**VORLIEGENDER AUSZUG:**
::::::::
Wie seltsam ist Welt?

Sicher ist: Wären die Welt und das Universum nicht so, wie sie sind, gäbe es uns nicht. Soweit absolut kein Problem. Denken und handeln wir jedoch nicht im Einklang mit den kosmischen Gesetzmäßigkeiten, haben wir definitiv ein Problem, nur wir wissen oder merken es vielleicht – oder sogar wahrscheinlich – überhaupt nicht.

Besteht zwischen Personen, Gruppen oder ganzen Nationen ein Konflikt, dann finden wir Menschen schnell Antworten, weshalb das so ist. Dabei ist eines sicher: Das Problem wird in der Regel nur bei dem anderen gesehen, wohl kaum bei sich selbst. Die Folge ist, dass über die Symptome geredet wird, aber in den seltensten Fällen über die eigentlichen Ursachen.

Marshall McLuhan hat das für den Bereich der Medien erkannt. Einfach ausgedrückt: Die Form definiert den Inhalt. Eine Erkenntnis, die es im Ch’an schon lange gibt. Ich frage mich immer, wie die Ch’an-Menschen allein durch gedankliche Überlegung da drauf kamen. Etwa die Erkenntnis von Hui Neng, die ihm die Ehre einbrachte, zum sechsten Dharma-Vorfahre ernannt zu werden. Was also brachte Hui Neng dazu, den folgenden Vers zu denken, einen in unserem Verständnis ungebildeten Menschen?

Im Grund gibt es keinen Bodhi-Baum
Da ist kein klarer Spiegel auf einem Gestell
Im Ursprung ist da kein Ding
Worauf soll sich Staub legen

Er dachte wohl ganz einfach an die Leere. Nichts anderes hat die Quantenphysik letztlich auch herausgefunden und auch nachweisen können. Materie gibt es nicht, sie „erscheint“ nur und verschwindet wieder. Hauptsächlicher Bestandteil ist – wenn sie erschienen ist – Bindungsenergie (so etwa 98%). Und es ist ausgemacht, dass alles Existierende „nur“ ein Geist-Phänomen ist.
::::::::
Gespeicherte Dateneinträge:

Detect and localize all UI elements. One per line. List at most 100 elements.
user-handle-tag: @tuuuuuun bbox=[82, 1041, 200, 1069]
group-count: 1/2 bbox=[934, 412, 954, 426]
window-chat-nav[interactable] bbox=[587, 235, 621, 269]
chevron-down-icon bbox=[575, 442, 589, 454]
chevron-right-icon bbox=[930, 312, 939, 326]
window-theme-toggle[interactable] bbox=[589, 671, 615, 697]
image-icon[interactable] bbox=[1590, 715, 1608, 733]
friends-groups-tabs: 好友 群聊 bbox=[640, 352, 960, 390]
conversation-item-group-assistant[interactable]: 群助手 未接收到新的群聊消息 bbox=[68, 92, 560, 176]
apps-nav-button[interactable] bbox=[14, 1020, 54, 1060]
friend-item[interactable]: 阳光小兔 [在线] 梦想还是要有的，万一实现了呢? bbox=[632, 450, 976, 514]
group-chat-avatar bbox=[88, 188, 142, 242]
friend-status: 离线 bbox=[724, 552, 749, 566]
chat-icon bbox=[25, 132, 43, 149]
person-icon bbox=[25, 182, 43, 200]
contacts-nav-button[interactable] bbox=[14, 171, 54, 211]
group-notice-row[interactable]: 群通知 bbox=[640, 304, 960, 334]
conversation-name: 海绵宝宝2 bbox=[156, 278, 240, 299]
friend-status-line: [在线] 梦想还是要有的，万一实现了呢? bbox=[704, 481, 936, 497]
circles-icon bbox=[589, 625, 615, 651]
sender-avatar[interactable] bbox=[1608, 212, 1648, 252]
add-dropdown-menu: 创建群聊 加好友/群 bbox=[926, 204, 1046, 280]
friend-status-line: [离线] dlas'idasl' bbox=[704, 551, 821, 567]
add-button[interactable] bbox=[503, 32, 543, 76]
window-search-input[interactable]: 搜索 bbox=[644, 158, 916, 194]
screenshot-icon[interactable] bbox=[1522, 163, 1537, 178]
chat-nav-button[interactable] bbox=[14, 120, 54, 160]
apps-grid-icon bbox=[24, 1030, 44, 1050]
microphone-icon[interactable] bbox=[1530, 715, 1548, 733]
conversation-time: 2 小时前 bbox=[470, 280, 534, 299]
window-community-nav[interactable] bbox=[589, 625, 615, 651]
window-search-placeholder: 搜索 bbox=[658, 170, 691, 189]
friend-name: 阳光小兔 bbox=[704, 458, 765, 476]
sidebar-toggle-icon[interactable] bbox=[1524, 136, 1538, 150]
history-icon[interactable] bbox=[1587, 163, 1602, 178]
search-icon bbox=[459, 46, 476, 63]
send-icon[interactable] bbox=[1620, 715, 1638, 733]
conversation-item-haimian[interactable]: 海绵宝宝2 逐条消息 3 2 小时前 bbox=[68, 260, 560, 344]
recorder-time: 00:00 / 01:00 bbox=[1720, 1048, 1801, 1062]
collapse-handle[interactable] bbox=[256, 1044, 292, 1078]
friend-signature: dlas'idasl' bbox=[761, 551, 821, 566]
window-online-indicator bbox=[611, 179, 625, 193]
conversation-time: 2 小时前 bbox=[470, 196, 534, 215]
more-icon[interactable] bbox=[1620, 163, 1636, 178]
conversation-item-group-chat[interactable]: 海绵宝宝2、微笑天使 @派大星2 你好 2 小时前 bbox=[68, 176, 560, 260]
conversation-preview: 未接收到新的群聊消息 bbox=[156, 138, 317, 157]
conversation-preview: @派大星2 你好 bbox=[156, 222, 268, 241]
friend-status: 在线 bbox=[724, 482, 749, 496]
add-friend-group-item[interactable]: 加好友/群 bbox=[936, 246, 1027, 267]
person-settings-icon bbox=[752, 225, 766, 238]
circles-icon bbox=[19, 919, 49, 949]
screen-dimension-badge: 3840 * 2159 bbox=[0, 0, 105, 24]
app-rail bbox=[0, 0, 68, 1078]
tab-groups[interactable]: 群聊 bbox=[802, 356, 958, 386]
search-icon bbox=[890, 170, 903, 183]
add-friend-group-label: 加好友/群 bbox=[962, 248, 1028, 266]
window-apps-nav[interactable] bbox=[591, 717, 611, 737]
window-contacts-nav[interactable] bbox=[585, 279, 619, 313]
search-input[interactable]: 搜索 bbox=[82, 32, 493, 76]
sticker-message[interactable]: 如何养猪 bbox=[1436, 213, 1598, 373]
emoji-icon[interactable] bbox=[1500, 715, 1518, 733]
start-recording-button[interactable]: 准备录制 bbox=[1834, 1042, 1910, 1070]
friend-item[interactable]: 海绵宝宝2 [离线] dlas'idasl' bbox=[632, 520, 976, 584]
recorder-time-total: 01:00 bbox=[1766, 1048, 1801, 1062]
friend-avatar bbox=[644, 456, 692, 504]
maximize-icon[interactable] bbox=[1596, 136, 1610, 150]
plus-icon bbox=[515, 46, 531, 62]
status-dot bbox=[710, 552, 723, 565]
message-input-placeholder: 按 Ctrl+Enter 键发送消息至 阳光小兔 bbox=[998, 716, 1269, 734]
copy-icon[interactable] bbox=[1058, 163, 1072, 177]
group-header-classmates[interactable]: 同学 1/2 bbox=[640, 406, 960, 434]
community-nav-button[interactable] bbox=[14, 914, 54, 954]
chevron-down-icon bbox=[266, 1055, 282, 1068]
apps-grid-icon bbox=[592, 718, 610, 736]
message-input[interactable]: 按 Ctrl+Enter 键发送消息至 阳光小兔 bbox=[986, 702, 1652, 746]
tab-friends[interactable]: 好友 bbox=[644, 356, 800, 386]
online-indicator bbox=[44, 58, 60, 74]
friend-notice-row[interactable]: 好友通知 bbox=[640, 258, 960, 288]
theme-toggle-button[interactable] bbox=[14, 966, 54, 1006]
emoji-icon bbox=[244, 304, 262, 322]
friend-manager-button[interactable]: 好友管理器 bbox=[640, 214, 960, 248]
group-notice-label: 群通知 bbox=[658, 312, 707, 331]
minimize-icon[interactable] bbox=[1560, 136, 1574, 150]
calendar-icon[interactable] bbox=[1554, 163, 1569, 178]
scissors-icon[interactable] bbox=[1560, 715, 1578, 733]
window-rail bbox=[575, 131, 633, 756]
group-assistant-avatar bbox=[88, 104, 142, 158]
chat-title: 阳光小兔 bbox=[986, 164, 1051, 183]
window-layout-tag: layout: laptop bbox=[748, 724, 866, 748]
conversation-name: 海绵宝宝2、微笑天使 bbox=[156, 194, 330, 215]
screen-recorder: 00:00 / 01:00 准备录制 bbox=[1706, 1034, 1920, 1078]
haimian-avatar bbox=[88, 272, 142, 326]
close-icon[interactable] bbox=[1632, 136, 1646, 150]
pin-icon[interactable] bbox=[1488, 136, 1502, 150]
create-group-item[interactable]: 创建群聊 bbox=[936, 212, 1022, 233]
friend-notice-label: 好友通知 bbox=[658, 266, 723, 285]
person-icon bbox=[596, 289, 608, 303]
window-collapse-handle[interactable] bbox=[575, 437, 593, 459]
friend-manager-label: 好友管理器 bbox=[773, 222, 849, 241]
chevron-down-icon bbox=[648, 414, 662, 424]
::::::::
**AUFTRAG A:**
Beantworte anhand des Auszugs diese Fragen:
(i) Bei wem wird das Problem in einem Konflikt in der Regel gesehen?
(ii) Für welchen Bereich hat Marshall McLuhan die genannte Erkenntnis gewonnen?
(iii) Wie hoch ist der Anteil der Bindungsenergie an Materie, wenn sie erschienen ist?
**AUFTRAG B:**
Fasse den Auszug in zwei Sätzen zusammen.
**AUFTRAG C:**
Fahre bitte mit dem Auszug über die Frage, wie seltsam die Welt ist, nach seinem letzten Satz fort.
Die Zeilen spielen hierfür keine Rolle.

**ANTWORT A:**
(i) Nur bei dem anderen, kaum bei sich selbst.
(ii) Für den Bereich der Medien.
(iii) Etwa 98 %.

**ANTWORT B:**
Der Auszug stellt fest, dass wir ein Problem haben, wenn wir nicht im Einklang mit den kosmischen Gesetzmäßigkeiten denken und handeln, und dass bei Konflikten meist über Symptome statt über die eigentlichen Ursachen geredet wird. Er verbindet McLuhans Erkenntnis, dass die Form den Inhalt definiert, mit dem Ch’an und einem Vers von Hui Neng, der wohl an die Leere dachte, was auch die Quantenphysik herausgefunden hat.

**ANTWORT C:**
Eine Vorstellung, die für viele Menschen ganz offensichtlich sehr schwer zu akzeptieren ist. Also sind weder die Welt noch das Universum seltsam, viele verstehen es nur nicht – und finden es deshalb seltsam. Oder sie verstehen es zwar, nur sie akzeptieren es noch nicht. Wahrscheinlich, weil sich Gedanken nur so schwer festhalten lassen.

Sie sind auch wirklich schwer in den Griff zu bekommen. Möglicherweise ist das der Grund für das Unbehagen vieler Menschen: Es ist letztlich unmöglich, etwas anderes als sich selbst zu managen. Und auch das geht nicht wirklich. Also sollten wir damit aufhören, uns oder etwas anderes managen zu wollen und stattdessen Einsicht zu finden suchen.

Wobei Relativität der falsche Begriff ist, richtiger wäre es wohl sagen und denken zu können, dass wir wissen sollten, was in unserem Geist gerade passiert – und was das bedeutet. Ich kann zwar denken, dass ich Motorradfahren möchte, doch weiß ich dann auch, weshalb ich das will? Und genau diese Frage führt in die Irre. Ich will Motorrad fahren, weil ich Motorrad fahren will.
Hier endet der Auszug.